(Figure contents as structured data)
--- start ---

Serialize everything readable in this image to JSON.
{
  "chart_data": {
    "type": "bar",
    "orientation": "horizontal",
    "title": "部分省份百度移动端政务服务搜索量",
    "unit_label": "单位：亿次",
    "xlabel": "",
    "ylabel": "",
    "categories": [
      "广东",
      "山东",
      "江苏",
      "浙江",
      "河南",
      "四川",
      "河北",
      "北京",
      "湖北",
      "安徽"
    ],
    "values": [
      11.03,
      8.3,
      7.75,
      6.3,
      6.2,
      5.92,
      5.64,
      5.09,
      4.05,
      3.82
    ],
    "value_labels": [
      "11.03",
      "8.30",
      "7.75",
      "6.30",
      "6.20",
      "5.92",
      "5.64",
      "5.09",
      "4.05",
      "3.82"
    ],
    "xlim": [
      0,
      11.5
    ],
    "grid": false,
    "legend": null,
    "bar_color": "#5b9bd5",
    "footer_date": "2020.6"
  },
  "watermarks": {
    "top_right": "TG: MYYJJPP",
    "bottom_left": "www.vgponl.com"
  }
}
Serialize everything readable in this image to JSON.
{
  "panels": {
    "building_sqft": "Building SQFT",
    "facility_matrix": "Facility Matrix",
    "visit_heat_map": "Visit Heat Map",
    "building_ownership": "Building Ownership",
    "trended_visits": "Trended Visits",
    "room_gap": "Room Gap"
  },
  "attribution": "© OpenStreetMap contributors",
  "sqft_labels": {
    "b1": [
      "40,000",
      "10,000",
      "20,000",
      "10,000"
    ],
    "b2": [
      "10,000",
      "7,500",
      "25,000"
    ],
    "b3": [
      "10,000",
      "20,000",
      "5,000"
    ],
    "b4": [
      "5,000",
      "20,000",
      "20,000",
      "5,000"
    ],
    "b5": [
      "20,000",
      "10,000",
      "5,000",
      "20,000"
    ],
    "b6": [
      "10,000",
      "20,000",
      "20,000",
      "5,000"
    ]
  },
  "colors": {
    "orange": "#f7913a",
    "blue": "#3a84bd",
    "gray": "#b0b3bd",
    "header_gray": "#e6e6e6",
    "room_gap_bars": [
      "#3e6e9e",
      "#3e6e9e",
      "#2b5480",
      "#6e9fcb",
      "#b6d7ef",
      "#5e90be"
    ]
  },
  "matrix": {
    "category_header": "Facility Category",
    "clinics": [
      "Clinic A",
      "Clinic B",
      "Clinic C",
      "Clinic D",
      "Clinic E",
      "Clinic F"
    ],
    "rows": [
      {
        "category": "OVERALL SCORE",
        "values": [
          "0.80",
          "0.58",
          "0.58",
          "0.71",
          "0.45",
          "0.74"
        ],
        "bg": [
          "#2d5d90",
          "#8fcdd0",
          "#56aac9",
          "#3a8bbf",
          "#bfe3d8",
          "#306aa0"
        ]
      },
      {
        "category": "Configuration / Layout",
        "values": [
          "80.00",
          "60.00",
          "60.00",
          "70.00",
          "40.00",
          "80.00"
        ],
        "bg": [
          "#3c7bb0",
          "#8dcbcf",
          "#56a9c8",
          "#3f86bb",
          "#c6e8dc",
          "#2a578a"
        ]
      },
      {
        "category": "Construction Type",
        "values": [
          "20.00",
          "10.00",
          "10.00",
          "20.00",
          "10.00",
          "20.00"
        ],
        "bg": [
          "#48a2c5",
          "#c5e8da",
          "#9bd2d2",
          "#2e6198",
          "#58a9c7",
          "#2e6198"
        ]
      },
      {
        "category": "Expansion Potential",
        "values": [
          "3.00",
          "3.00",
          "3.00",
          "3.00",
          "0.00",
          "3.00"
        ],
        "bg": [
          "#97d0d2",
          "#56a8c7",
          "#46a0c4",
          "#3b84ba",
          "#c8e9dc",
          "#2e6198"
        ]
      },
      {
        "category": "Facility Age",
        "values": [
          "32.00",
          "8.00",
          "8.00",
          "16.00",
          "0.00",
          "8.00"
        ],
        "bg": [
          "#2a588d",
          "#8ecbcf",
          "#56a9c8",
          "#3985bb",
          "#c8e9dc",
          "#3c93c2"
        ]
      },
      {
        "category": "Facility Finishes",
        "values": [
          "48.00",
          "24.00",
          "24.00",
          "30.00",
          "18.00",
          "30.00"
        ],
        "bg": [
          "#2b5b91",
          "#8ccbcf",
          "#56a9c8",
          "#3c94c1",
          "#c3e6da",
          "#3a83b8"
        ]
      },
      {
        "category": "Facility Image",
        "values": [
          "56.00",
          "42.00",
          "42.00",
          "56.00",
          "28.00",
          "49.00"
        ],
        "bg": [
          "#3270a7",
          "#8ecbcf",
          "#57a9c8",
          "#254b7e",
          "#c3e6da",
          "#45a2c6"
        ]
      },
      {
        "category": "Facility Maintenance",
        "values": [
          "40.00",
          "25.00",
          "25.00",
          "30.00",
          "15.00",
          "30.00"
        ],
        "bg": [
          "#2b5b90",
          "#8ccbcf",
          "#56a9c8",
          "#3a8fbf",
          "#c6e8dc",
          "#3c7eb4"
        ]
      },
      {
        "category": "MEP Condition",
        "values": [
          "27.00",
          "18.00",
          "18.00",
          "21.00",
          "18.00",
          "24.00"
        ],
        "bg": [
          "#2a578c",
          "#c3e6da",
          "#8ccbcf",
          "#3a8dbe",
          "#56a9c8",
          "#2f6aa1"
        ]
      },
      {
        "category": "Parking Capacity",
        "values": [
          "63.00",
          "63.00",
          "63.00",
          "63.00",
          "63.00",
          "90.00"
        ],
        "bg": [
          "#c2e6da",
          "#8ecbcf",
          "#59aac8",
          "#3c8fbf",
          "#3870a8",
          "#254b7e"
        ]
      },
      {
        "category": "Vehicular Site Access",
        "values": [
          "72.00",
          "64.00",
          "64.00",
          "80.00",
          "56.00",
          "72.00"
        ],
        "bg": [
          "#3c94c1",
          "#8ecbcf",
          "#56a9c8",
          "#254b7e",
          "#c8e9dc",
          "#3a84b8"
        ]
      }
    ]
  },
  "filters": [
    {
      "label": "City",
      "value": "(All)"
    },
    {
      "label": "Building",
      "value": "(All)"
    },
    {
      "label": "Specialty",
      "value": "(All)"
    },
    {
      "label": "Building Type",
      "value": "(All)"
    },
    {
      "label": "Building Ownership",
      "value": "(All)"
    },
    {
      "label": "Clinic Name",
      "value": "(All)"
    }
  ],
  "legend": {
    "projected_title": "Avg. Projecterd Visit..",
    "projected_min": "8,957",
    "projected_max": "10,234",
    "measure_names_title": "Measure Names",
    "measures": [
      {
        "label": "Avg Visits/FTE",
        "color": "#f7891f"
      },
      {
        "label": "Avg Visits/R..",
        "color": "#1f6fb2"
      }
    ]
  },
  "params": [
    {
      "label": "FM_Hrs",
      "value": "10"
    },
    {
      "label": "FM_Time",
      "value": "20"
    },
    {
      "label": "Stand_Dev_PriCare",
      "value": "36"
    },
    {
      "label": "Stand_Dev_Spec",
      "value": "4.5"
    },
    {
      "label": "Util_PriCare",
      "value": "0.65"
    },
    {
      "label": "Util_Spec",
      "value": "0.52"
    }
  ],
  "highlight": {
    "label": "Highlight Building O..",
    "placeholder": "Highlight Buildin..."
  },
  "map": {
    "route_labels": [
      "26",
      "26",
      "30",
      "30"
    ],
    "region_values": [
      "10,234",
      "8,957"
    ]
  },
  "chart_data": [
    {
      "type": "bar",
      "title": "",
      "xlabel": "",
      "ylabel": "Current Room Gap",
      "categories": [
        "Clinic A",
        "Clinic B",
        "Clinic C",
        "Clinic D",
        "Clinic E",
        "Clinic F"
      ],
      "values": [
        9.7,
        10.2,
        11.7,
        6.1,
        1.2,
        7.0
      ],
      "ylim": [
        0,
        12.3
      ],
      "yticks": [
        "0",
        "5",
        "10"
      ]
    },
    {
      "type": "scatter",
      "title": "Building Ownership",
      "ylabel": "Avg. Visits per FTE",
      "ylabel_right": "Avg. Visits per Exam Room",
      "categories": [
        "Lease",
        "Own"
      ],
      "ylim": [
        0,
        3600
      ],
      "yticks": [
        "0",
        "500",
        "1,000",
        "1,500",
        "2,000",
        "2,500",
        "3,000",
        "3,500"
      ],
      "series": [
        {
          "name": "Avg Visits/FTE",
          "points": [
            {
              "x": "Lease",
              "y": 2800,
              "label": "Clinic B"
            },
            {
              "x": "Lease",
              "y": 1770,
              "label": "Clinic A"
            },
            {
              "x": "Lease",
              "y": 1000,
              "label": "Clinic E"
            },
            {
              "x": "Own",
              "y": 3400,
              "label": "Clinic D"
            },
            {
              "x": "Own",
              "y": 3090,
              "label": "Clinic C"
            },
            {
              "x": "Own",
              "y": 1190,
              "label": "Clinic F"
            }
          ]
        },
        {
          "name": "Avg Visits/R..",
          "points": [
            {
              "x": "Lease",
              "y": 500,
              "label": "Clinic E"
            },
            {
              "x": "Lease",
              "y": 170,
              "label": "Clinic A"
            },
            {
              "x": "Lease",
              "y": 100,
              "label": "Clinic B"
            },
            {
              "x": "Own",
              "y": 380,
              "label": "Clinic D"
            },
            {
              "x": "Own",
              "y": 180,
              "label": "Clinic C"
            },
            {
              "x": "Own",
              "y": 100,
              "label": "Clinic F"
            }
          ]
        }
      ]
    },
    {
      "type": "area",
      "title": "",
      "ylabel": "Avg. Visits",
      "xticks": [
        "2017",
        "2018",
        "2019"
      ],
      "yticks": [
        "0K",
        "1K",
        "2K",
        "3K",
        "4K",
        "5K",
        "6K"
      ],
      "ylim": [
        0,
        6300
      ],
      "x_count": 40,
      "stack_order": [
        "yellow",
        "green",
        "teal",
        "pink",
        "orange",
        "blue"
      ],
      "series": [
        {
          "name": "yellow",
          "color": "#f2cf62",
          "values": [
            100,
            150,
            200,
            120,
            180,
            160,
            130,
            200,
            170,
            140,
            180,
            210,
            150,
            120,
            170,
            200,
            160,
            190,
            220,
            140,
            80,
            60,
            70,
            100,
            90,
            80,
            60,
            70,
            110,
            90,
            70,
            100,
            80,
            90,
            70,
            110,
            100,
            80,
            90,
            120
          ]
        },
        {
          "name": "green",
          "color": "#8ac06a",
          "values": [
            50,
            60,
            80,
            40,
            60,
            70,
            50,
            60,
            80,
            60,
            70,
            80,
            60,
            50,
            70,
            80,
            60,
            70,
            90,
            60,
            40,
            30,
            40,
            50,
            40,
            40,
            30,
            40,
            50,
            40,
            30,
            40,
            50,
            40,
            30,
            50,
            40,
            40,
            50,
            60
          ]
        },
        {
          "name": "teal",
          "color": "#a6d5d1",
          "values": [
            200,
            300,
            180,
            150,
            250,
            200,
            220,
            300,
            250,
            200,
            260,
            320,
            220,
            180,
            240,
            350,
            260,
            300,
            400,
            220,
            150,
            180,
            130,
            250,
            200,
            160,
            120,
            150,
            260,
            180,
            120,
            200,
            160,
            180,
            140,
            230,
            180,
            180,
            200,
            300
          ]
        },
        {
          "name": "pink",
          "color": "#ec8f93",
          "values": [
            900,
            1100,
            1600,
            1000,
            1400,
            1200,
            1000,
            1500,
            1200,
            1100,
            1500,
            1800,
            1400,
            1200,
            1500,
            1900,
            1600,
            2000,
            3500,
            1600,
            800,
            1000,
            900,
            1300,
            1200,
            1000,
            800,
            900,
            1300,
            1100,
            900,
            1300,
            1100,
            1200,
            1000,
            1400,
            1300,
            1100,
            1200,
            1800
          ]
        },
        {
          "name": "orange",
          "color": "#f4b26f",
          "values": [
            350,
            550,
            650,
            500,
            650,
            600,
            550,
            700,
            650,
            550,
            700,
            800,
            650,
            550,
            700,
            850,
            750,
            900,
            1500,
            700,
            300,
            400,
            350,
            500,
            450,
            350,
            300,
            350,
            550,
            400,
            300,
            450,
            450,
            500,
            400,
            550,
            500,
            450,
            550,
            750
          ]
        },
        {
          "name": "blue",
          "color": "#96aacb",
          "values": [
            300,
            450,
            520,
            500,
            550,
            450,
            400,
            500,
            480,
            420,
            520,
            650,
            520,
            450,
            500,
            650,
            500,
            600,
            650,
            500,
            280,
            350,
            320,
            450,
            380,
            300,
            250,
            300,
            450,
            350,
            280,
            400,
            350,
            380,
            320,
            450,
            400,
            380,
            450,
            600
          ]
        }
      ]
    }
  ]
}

--- end ---

__Task details__
Which lines hold the word "Ownership"? Return all of them from the records above.

__Exercise answer__
    "building_ownership": "Building Ownership",
      "label": "Building Ownership",
      "title": "Building Ownership",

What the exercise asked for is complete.